_Problem requirements_
Set every record down verbatim and omit the pictures.

++++ Input records ++++

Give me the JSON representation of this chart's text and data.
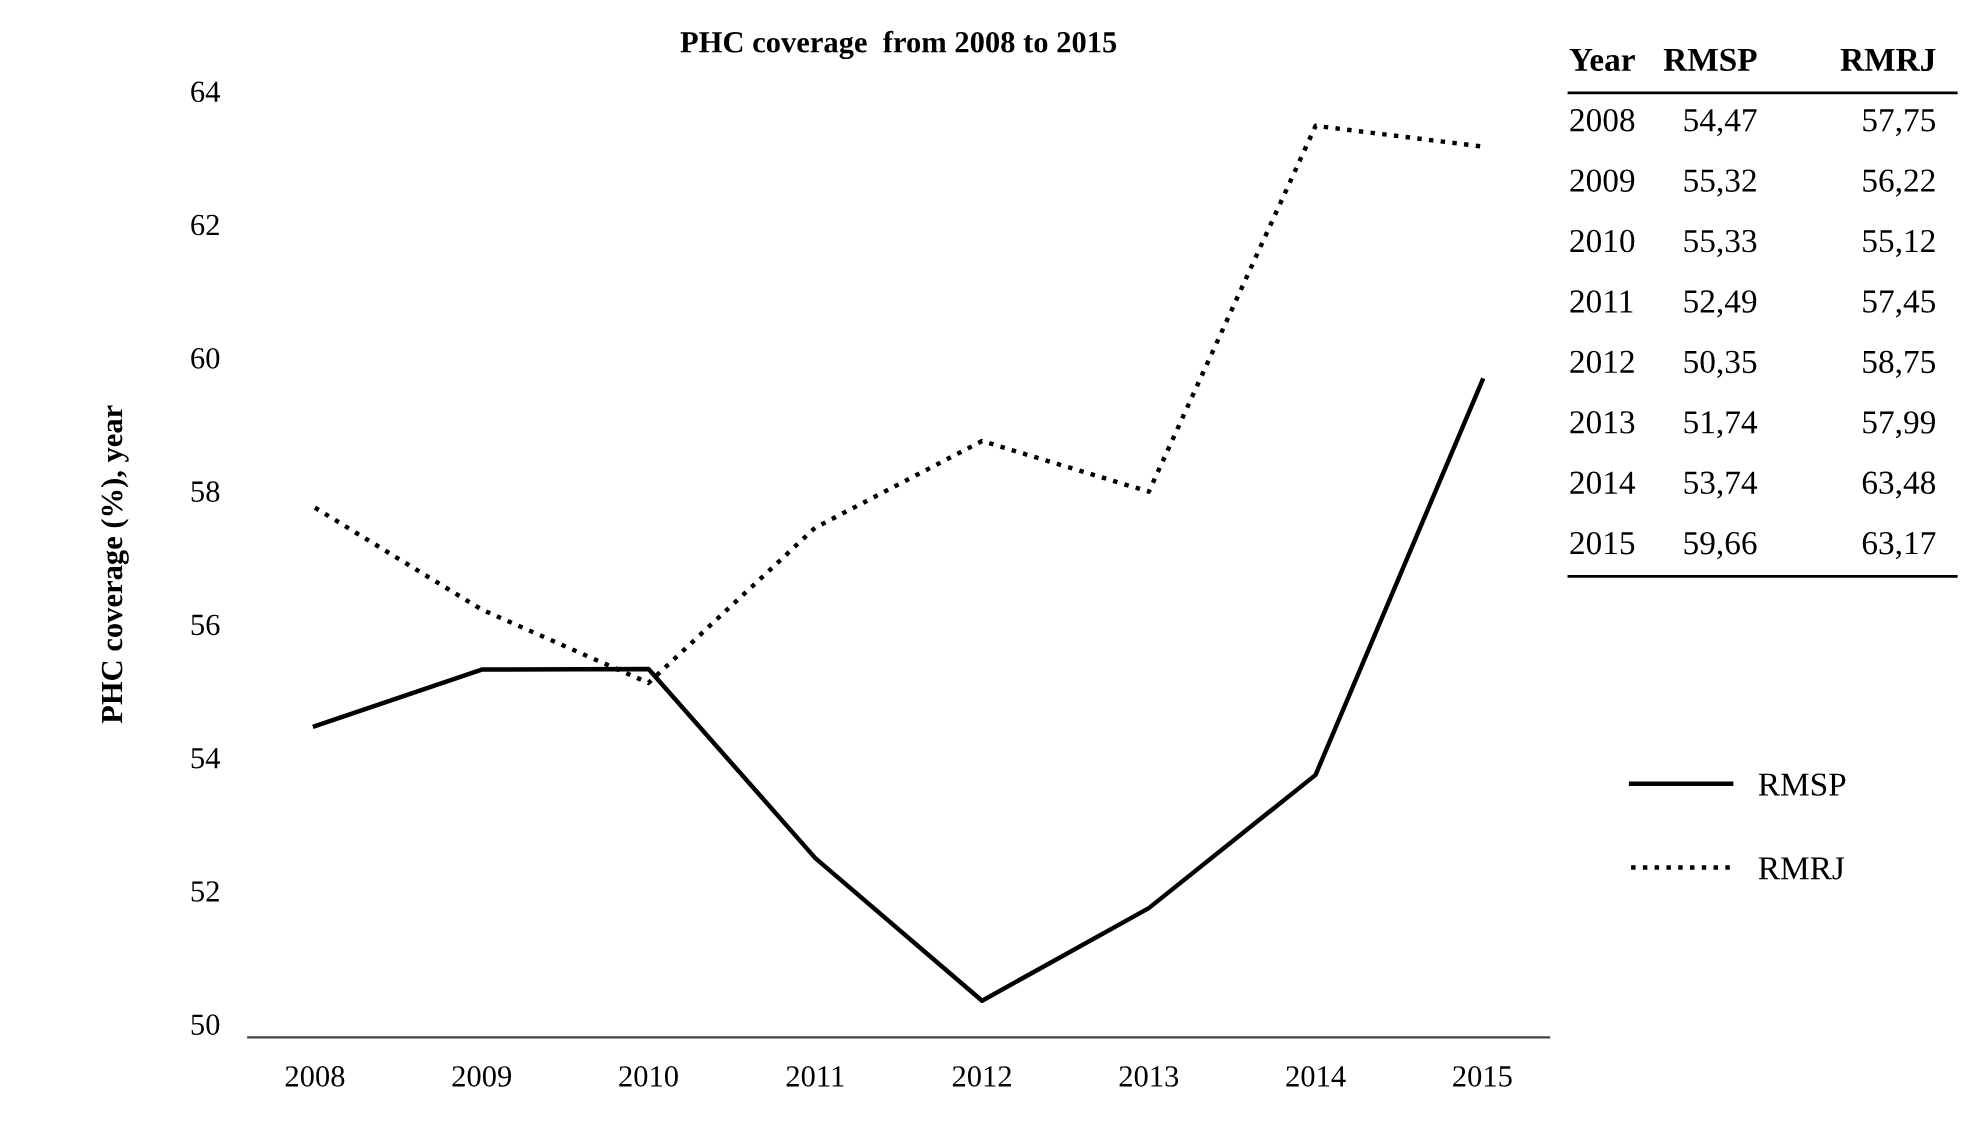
{
  "chart_data": {
    "type": "line",
    "title": "PHC coverage  from 2008 to 2015",
    "ylabel": "PHC coverage (%), year",
    "categories": [
      "2008",
      "2009",
      "2010",
      "2011",
      "2012",
      "2013",
      "2014",
      "2015"
    ],
    "series": [
      {
        "name": "RMSP",
        "color": "#000000",
        "line_style": "solid",
        "values": [
          54.47,
          55.32,
          55.33,
          52.49,
          50.35,
          51.74,
          53.74,
          59.66
        ]
      },
      {
        "name": "RMRJ",
        "color": "#000000",
        "line_style": "dotted",
        "values": [
          57.75,
          56.22,
          55.12,
          57.45,
          58.75,
          57.99,
          63.48,
          63.17
        ]
      }
    ],
    "annotations": [
      "Year",
      "54,47",
      "57,75",
      "55,32",
      "56,22",
      "55,33",
      "55,12",
      "52,49",
      "57,45",
      "50,35",
      "58,75",
      "51,74",
      "57,99",
      "53,74",
      "63,48",
      "59,66",
      "63,17"
    ],
    "ylim": [
      49.8,
      64
    ],
    "yticks": [
      50,
      52,
      54,
      56,
      58,
      60,
      62,
      64
    ],
    "grid": false,
    "legend": "right"
  }
}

++++

_Solution for this problem_
Give me the JSON representation of this chart's text and data.
{
  "chart_data": {
    "type": "line",
    "title": "PHC coverage  from 2008 to 2015",
    "ylabel": "PHC coverage (%), year",
    "categories": [
      "2008",
      "2009",
      "2010",
      "2011",
      "2012",
      "2013",
      "2014",
      "2015"
    ],
    "series": [
      {
        "name": "RMSP",
        "color": "#000000",
        "line_style": "solid",
        "values": [
          54.47,
          55.32,
          55.33,
          52.49,
          50.35,
          51.74,
          53.74,
          59.66
        ]
      },
      {
        "name": "RMRJ",
        "color": "#000000",
        "line_style": "dotted",
        "values": [
          57.75,
          56.22,
          55.12,
          57.45,
          58.75,
          57.99,
          63.48,
          63.17
        ]
      }
    ],
    "annotations": [
      "Year",
      "54,47",
      "57,75",
      "55,32",
      "56,22",
      "55,33",
      "55,12",
      "52,49",
      "57,45",
      "50,35",
      "58,75",
      "51,74",
      "57,99",
      "53,74",
      "63,48",
      "59,66",
      "63,17"
    ],
    "ylim": [
      49.8,
      64
    ],
    "yticks": [
      50,
      52,
      54,
      56,
      58,
      60,
      62,
      64
    ],
    "grid": false,
    "legend": "right"
  }
}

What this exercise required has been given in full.